Given data:
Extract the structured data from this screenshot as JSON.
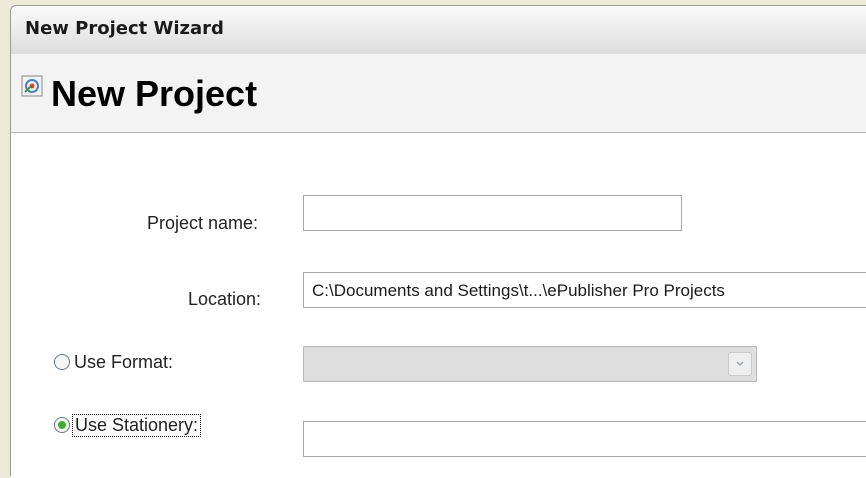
{
  "window": {
    "title": "New Project Wizard"
  },
  "header": {
    "title": "New Project",
    "icon": "wizard-icon"
  },
  "form": {
    "project_name": {
      "label": "Project name:",
      "value": ""
    },
    "location": {
      "label": "Location:",
      "value": "C:\\Documents and Settings\\t...\\ePublisher Pro Projects"
    },
    "use_format": {
      "label": "Use Format:",
      "selected": false,
      "value": "",
      "disabled": true
    },
    "use_stationery": {
      "label": "Use Stationery:",
      "selected": true,
      "value": ""
    }
  },
  "colors": {
    "radio_selected": "#3fae2e",
    "disabled_field": "#dedede"
  }
}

Stated problem: Copy everything in the records above except the pictures, exactly as written.

Output:
Extract the structured data from this screenshot as JSON.
{
  "window": {
    "title": "New Project Wizard"
  },
  "header": {
    "title": "New Project",
    "icon": "wizard-icon"
  },
  "form": {
    "project_name": {
      "label": "Project name:",
      "value": ""
    },
    "location": {
      "label": "Location:",
      "value": "C:\\Documents and Settings\\t...\\ePublisher Pro Projects"
    },
    "use_format": {
      "label": "Use Format:",
      "selected": false,
      "value": "",
      "disabled": true
    },
    "use_stationery": {
      "label": "Use Stationery:",
      "selected": true,
      "value": ""
    }
  },
  "colors": {
    "radio_selected": "#3fae2e",
    "disabled_field": "#dedede"
  }
}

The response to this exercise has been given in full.